Short exercise: Your task is to write out the complete listing exactly as it is shown.

Input for this task:
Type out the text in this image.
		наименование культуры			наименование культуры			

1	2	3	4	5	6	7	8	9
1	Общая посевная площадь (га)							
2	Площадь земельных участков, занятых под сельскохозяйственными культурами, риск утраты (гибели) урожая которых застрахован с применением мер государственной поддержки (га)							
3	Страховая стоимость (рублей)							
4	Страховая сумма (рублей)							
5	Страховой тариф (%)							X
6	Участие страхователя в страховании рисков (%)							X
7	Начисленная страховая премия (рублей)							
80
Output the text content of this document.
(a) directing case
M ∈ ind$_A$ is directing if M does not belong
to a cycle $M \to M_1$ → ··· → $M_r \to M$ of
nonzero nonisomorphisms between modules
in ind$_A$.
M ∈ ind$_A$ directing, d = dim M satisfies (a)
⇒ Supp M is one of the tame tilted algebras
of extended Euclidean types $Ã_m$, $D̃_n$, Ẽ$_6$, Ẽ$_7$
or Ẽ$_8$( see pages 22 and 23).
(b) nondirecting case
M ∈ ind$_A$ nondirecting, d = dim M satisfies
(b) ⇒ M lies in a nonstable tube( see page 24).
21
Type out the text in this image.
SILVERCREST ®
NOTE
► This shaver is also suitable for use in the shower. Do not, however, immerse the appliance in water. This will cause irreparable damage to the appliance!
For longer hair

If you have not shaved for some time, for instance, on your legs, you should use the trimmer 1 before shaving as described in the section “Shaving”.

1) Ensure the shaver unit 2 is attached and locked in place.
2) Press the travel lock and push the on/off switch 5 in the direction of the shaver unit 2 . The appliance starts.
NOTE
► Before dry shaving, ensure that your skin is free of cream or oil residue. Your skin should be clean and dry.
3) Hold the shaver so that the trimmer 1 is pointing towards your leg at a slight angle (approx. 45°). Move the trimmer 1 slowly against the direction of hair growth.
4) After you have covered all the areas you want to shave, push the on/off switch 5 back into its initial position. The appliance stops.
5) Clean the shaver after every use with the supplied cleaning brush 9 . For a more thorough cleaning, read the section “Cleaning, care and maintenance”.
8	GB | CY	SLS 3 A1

Output of the task:
Type out the text in this image.
		наименование культуры			наименование культуры			

1	2	3	4	5	6	7	8	9
1	Общая посевная площадь (га)							
2	Площадь земельных участков, занятых под сельскохозяйственными культурами, риск утраты (гибели) урожая которых застрахован с применением мер государственной поддержки (га)							
3	Страховая стоимость (рублей)							
4	Страховая сумма (рублей)							
5	Страховой тариф (%)							X
6	Участие страхователя в страховании рисков (%)							X
7	Начисленная страховая премия (рублей)							
80
Output the text content of this document.
(a) directing case
M ∈ ind$_A$ is directing if M does not belong
to a cycle $M \to M_1$ → ··· → $M_r \to M$ of
nonzero nonisomorphisms between modules
in ind$_A$.
M ∈ ind$_A$ directing, d = dim M satisfies (a)
⇒ Supp M is one of the tame tilted algebras
of extended Euclidean types $Ã_m$, $D̃_n$, Ẽ$_6$, Ẽ$_7$
or Ẽ$_8$( see pages 22 and 23).
(b) nondirecting case
M ∈ ind$_A$ nondirecting, d = dim M satisfies
(b) ⇒ M lies in a nonstable tube( see page 24).
21
Type out the text in this image.
SILVERCREST ®
NOTE
► This shaver is also suitable for use in the shower. Do not, however, immerse the appliance in water. This will cause irreparable damage to the appliance!
For longer hair

If you have not shaved for some time, for instance, on your legs, you should use the trimmer 1 before shaving as described in the section “Shaving”.

1) Ensure the shaver unit 2 is attached and locked in place.
2) Press the travel lock and push the on/off switch 5 in the direction of the shaver unit 2 . The appliance starts.
NOTE
► Before dry shaving, ensure that your skin is free of cream or oil residue. Your skin should be clean and dry.
3) Hold the shaver so that the trimmer 1 is pointing towards your leg at a slight angle (approx. 45°). Move the trimmer 1 slowly against the direction of hair growth.
4) After you have covered all the areas you want to shave, push the on/off switch 5 back into its initial position. The appliance stops.
5) Clean the shaver after every use with the supplied cleaning brush 9 . For a more thorough cleaning, read the section “Cleaning, care and maintenance”.
8	GB | CY	SLS 3 A1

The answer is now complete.